• **Exercise task**
Below are records. Copy every line with "photo" in it.

• **Records shown**

##########

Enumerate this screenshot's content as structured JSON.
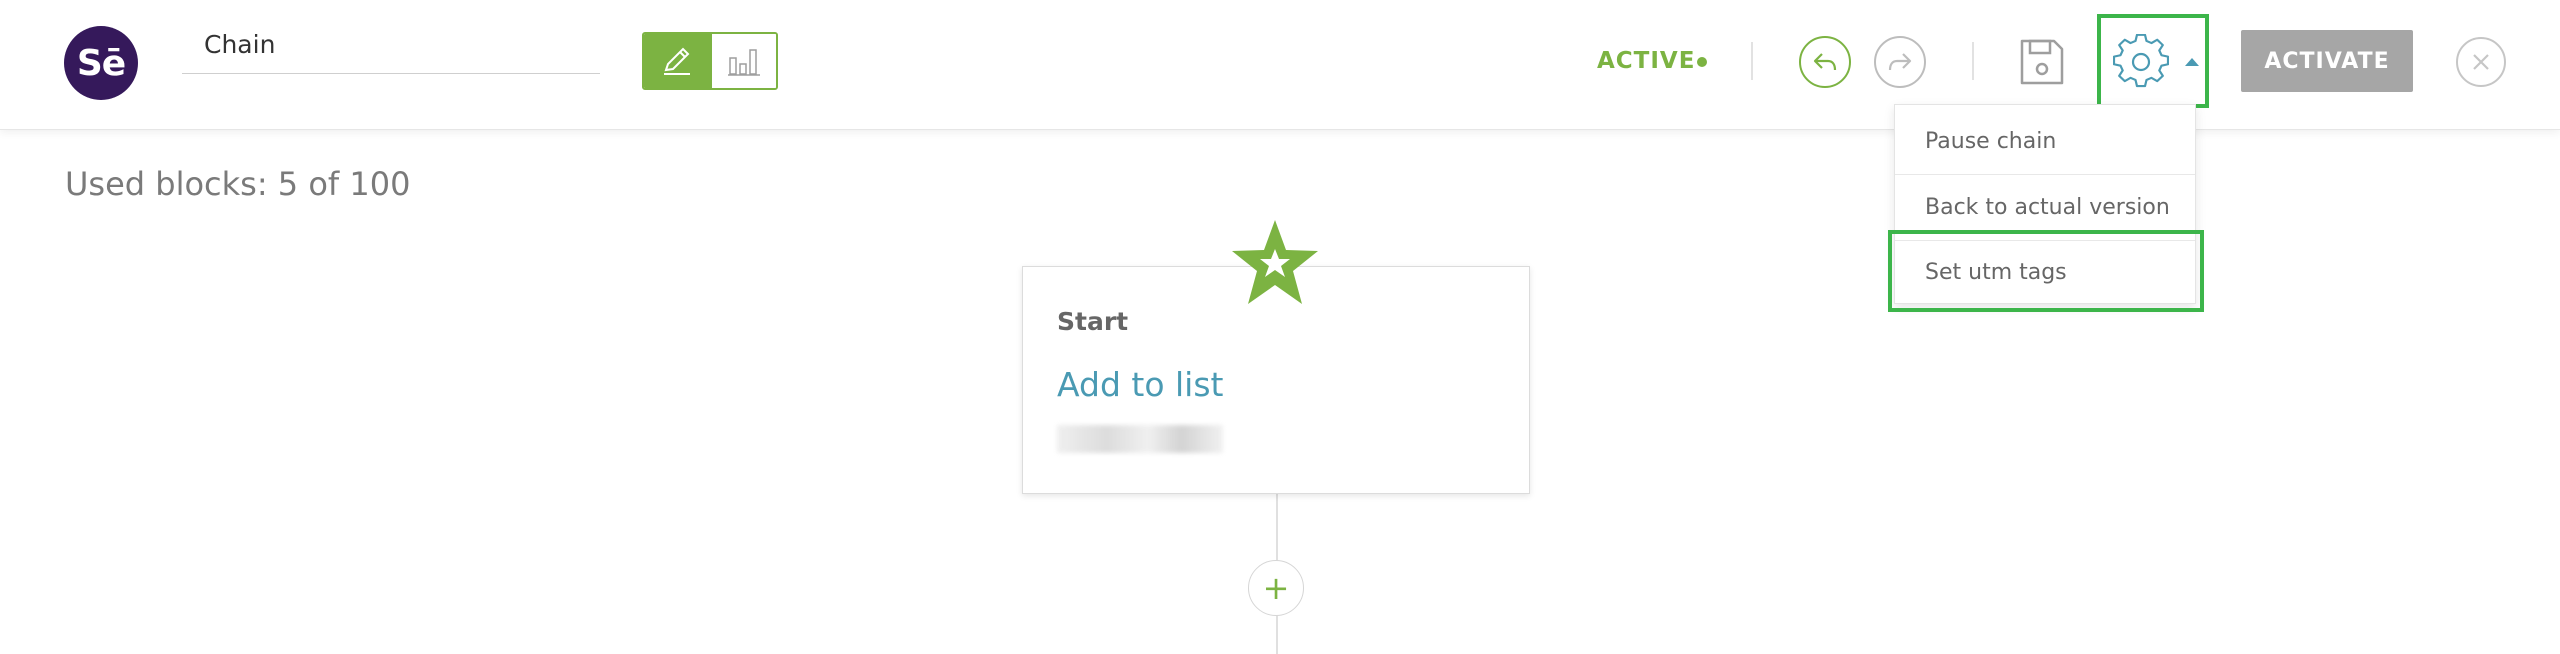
{
  "header": {
    "logo_text": "Sē",
    "chain_name": "Chain",
    "status": "ACTIVE",
    "activate_label": "ACTIVATE"
  },
  "used_blocks": "Used blocks: 5 of 100",
  "settings_menu": {
    "items": [
      {
        "label": "Pause chain"
      },
      {
        "label": "Back to actual version"
      },
      {
        "label": "Set utm tags"
      }
    ]
  },
  "start_block": {
    "title": "Start",
    "action": "Add to list"
  },
  "add_button_label": "+",
  "colors": {
    "brand_purple": "#35195b",
    "accent_green": "#7cb342",
    "link_blue": "#4a9ab3",
    "highlight_green": "#3cb54a",
    "button_gray": "#a6a6a6"
  },
  "icons": [
    "pencil-icon",
    "bar-chart-icon",
    "undo-icon",
    "redo-icon",
    "save-icon",
    "gear-icon",
    "caret-up-icon",
    "close-icon",
    "star-icon",
    "plus-icon"
  ]
}
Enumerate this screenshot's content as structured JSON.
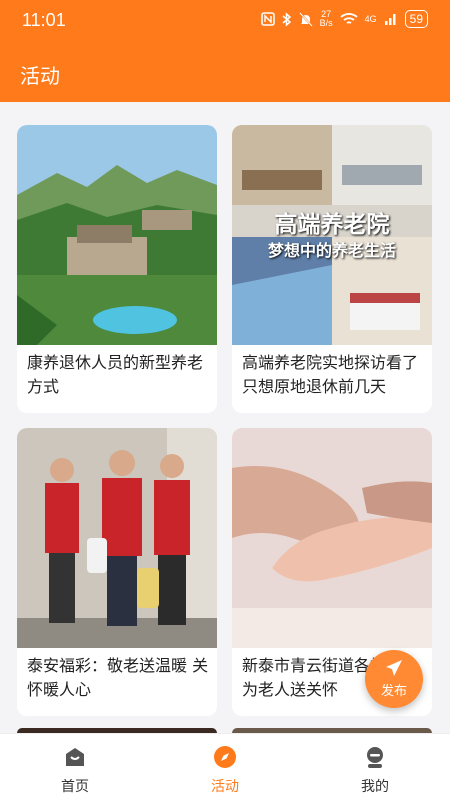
{
  "status_bar": {
    "time": "11:01",
    "net_speed_top": "27",
    "net_speed_bottom": "B/s",
    "signal": "4G",
    "battery": "59"
  },
  "header": {
    "title": "活动"
  },
  "cards": [
    {
      "caption": "康养退休人员的新型养老方式",
      "image": "mountain-resort-photo"
    },
    {
      "caption": "高端养老院实地探访看了只想原地退休前几天",
      "image": "nursing-home-collage",
      "overlay_title": "高端养老院",
      "overlay_subtitle": "梦想中的养老生活"
    },
    {
      "caption": "泰安福彩：敬老送温暖 关怀暖人心",
      "image": "volunteers-photo"
    },
    {
      "caption": "新泰市青云街道各社区）为老人送关怀",
      "image": "holding-hands-photo"
    }
  ],
  "fab": {
    "label": "发布",
    "icon": "send-icon"
  },
  "bottom_nav": [
    {
      "label": "首页",
      "icon": "home-icon",
      "active": false
    },
    {
      "label": "活动",
      "icon": "compass-icon",
      "active": true
    },
    {
      "label": "我的",
      "icon": "profile-icon",
      "active": false
    }
  ],
  "colors": {
    "accent": "#ff7a1a",
    "background": "#f4f4f6"
  }
}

##########

• **Finished task**
      "image": "mountain-resort-photo"
      "image": "volunteers-photo"
      "image": "holding-hands-photo"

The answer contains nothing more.